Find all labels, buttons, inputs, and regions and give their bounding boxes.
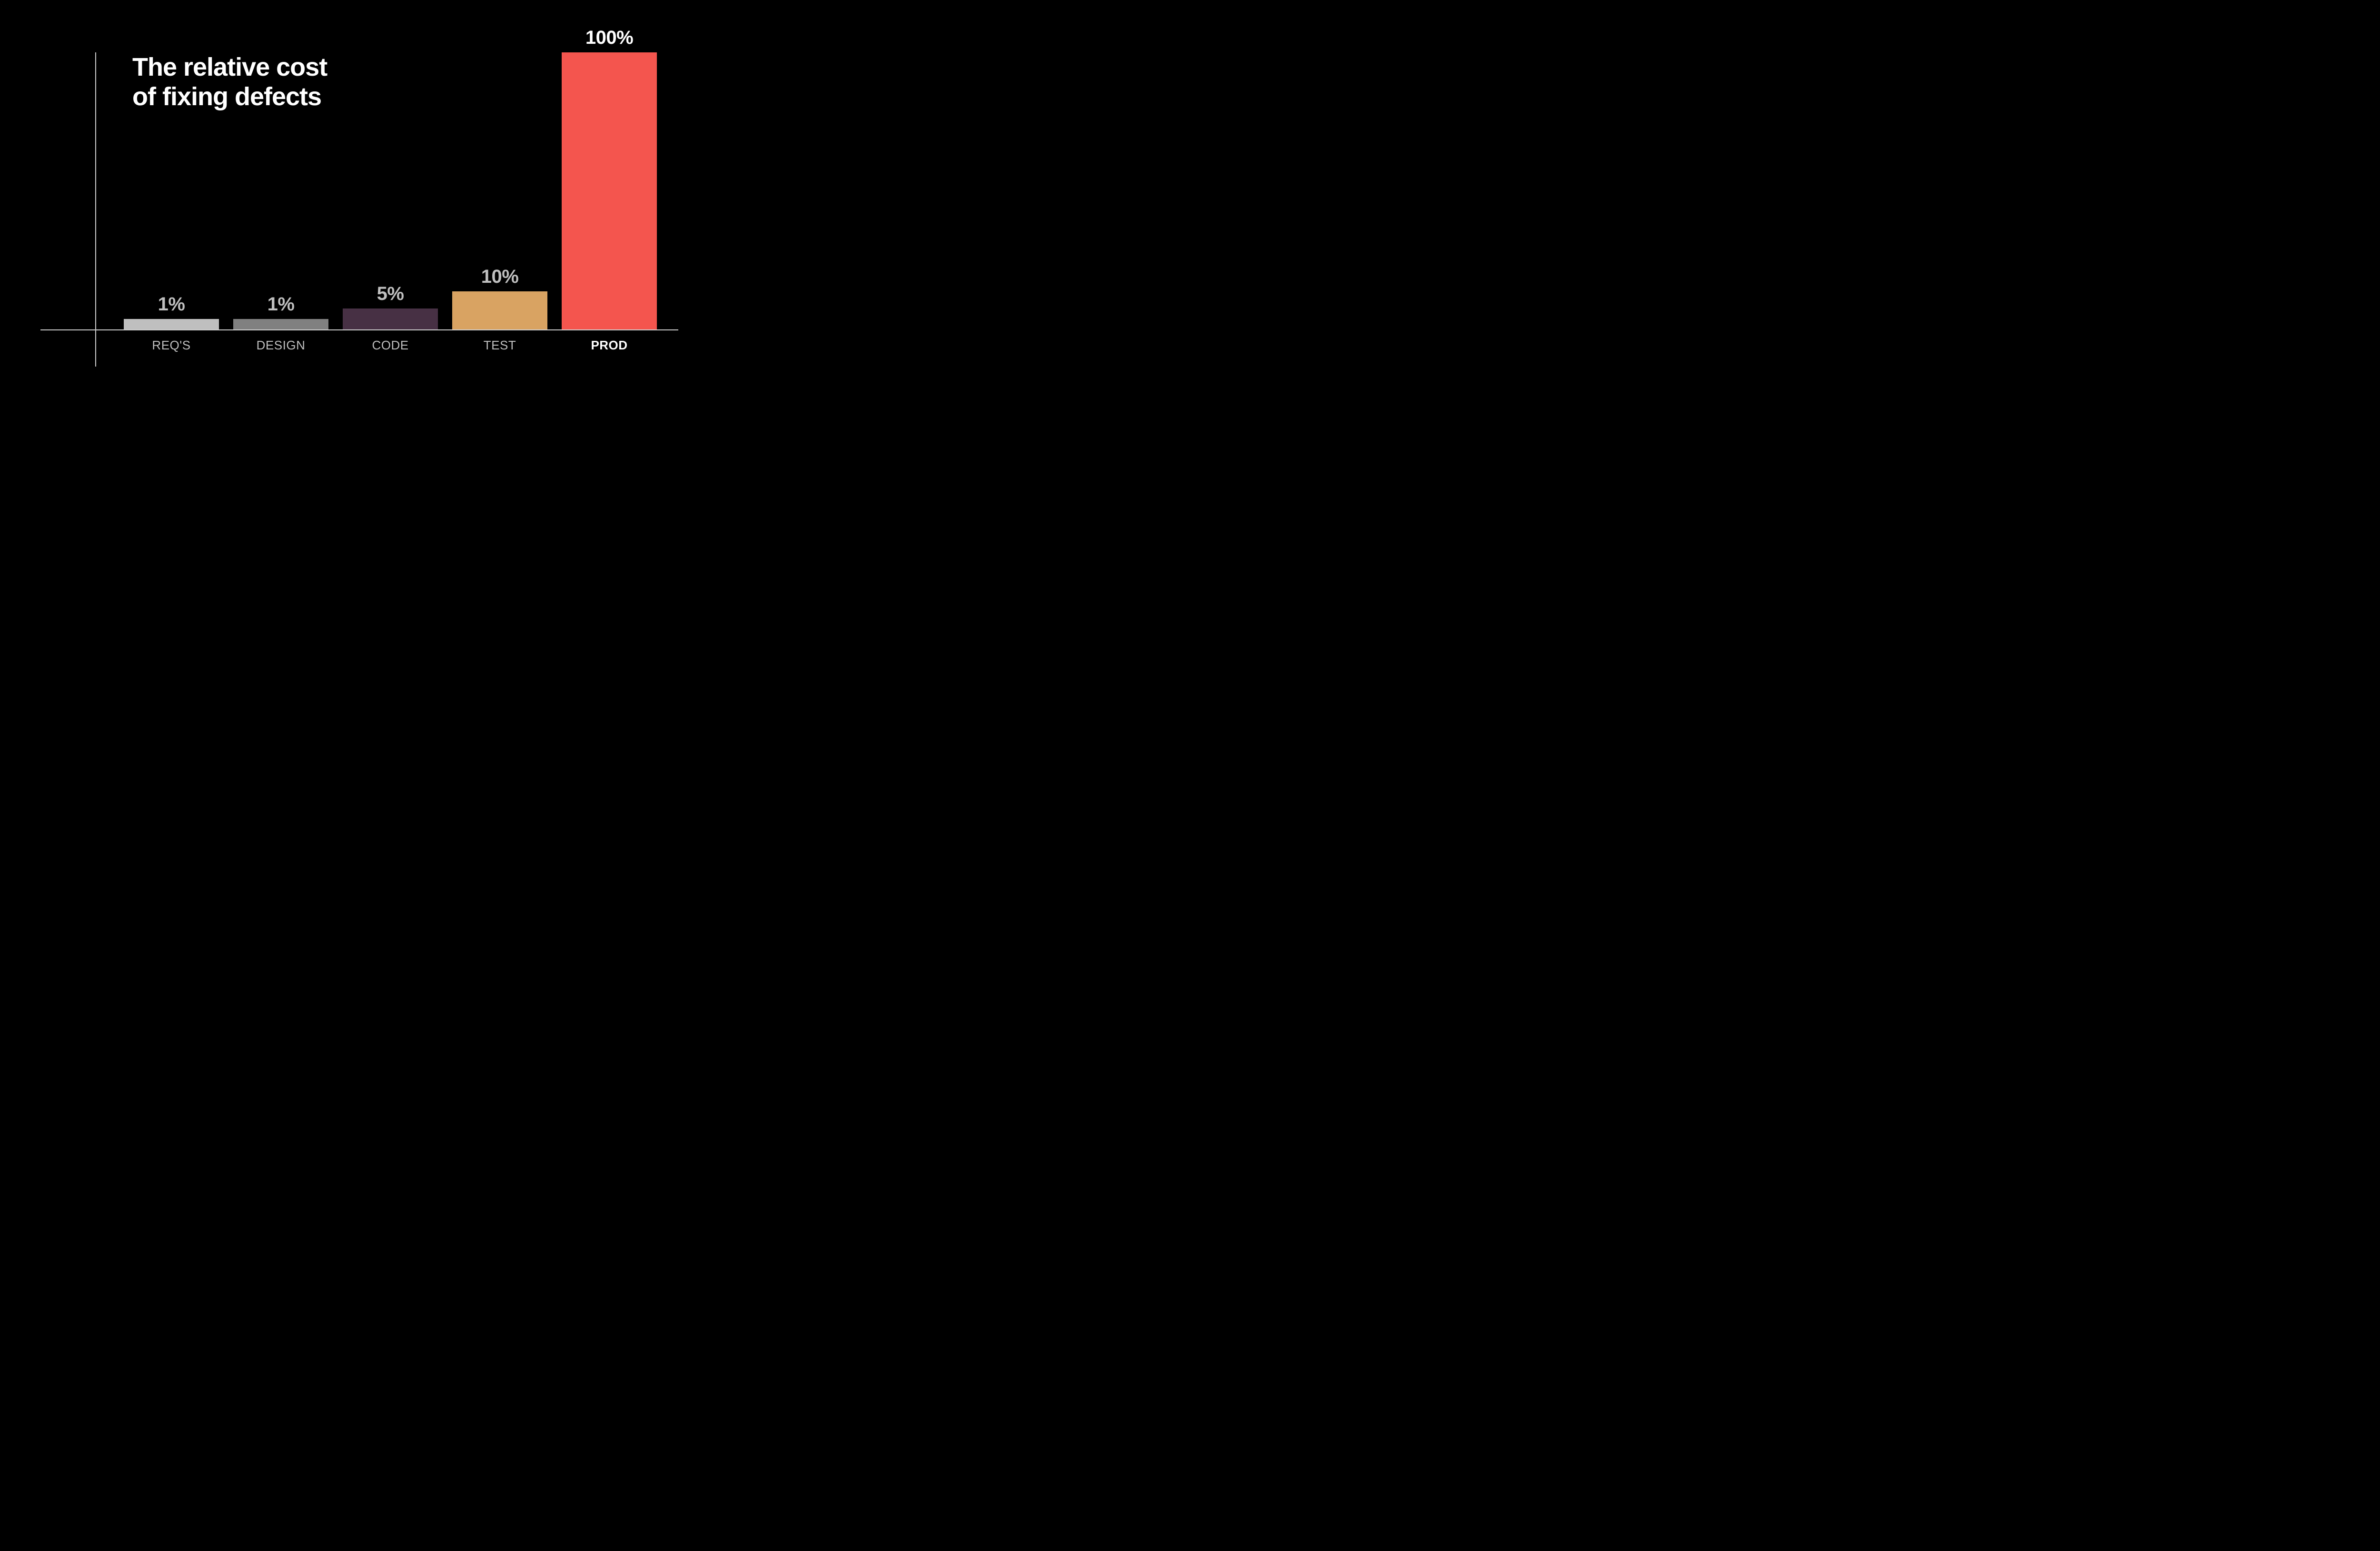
x-axis [40, 329, 678, 330]
bar-value: 1% [268, 294, 295, 315]
bar [233, 319, 328, 329]
bar [343, 308, 438, 329]
bar [124, 319, 219, 329]
x-label: REQ'S [124, 338, 219, 353]
bar-group-design: 1% [233, 294, 328, 329]
chart-container: The relative cost of fixing defects 1% 1… [95, 52, 666, 357]
x-label: CODE [343, 338, 438, 353]
bar-value: 100% [585, 27, 633, 49]
x-label: PROD [562, 338, 657, 353]
bar-value: 5% [377, 283, 404, 305]
bar-group-code: 5% [343, 283, 438, 329]
bars-area: 1% 1% 5% 10% 100% [124, 52, 657, 329]
bar-group-reqs: 1% [124, 294, 219, 329]
x-label: TEST [452, 338, 547, 353]
y-axis [95, 52, 96, 367]
bar [452, 291, 547, 329]
bar [562, 52, 657, 329]
x-label: DESIGN [233, 338, 328, 353]
bar-value: 10% [481, 266, 519, 288]
bar-group-prod: 100% [562, 27, 657, 329]
bar-value: 1% [158, 294, 185, 315]
bar-group-test: 10% [452, 266, 547, 329]
x-labels: REQ'S DESIGN CODE TEST PROD [124, 338, 657, 353]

» **OBJECTIVE**
Copy the material above line for line, keeping every character as it stands. Leave the pictures out of your copy.

» **SOLUTION TO THIS PROBLEM**
Find all labels, buttons, inputs, and regions and give their bounding boxes.
x-axis [40, 329, 678, 330]
bar-value: 1% [268, 294, 295, 315]
bar [233, 319, 328, 329]
bar [343, 308, 438, 329]
bar [124, 319, 219, 329]
x-label: REQ'S [124, 338, 219, 353]
bar-group-design: 1% [233, 294, 328, 329]
chart-container: The relative cost of fixing defects 1% 1… [95, 52, 666, 357]
x-label: CODE [343, 338, 438, 353]
bar-value: 100% [585, 27, 633, 49]
x-label: PROD [562, 338, 657, 353]
bar-value: 5% [377, 283, 404, 305]
bar-group-code: 5% [343, 283, 438, 329]
bars-area: 1% 1% 5% 10% 100% [124, 52, 657, 329]
bar-group-reqs: 1% [124, 294, 219, 329]
x-label: TEST [452, 338, 547, 353]
y-axis [95, 52, 96, 367]
bar [452, 291, 547, 329]
bar [562, 52, 657, 329]
x-label: DESIGN [233, 338, 328, 353]
bar-value: 10% [481, 266, 519, 288]
bar-group-prod: 100% [562, 27, 657, 329]
bar-value: 1% [158, 294, 185, 315]
bar-group-test: 10% [452, 266, 547, 329]
x-labels: REQ'S DESIGN CODE TEST PROD [124, 338, 657, 353]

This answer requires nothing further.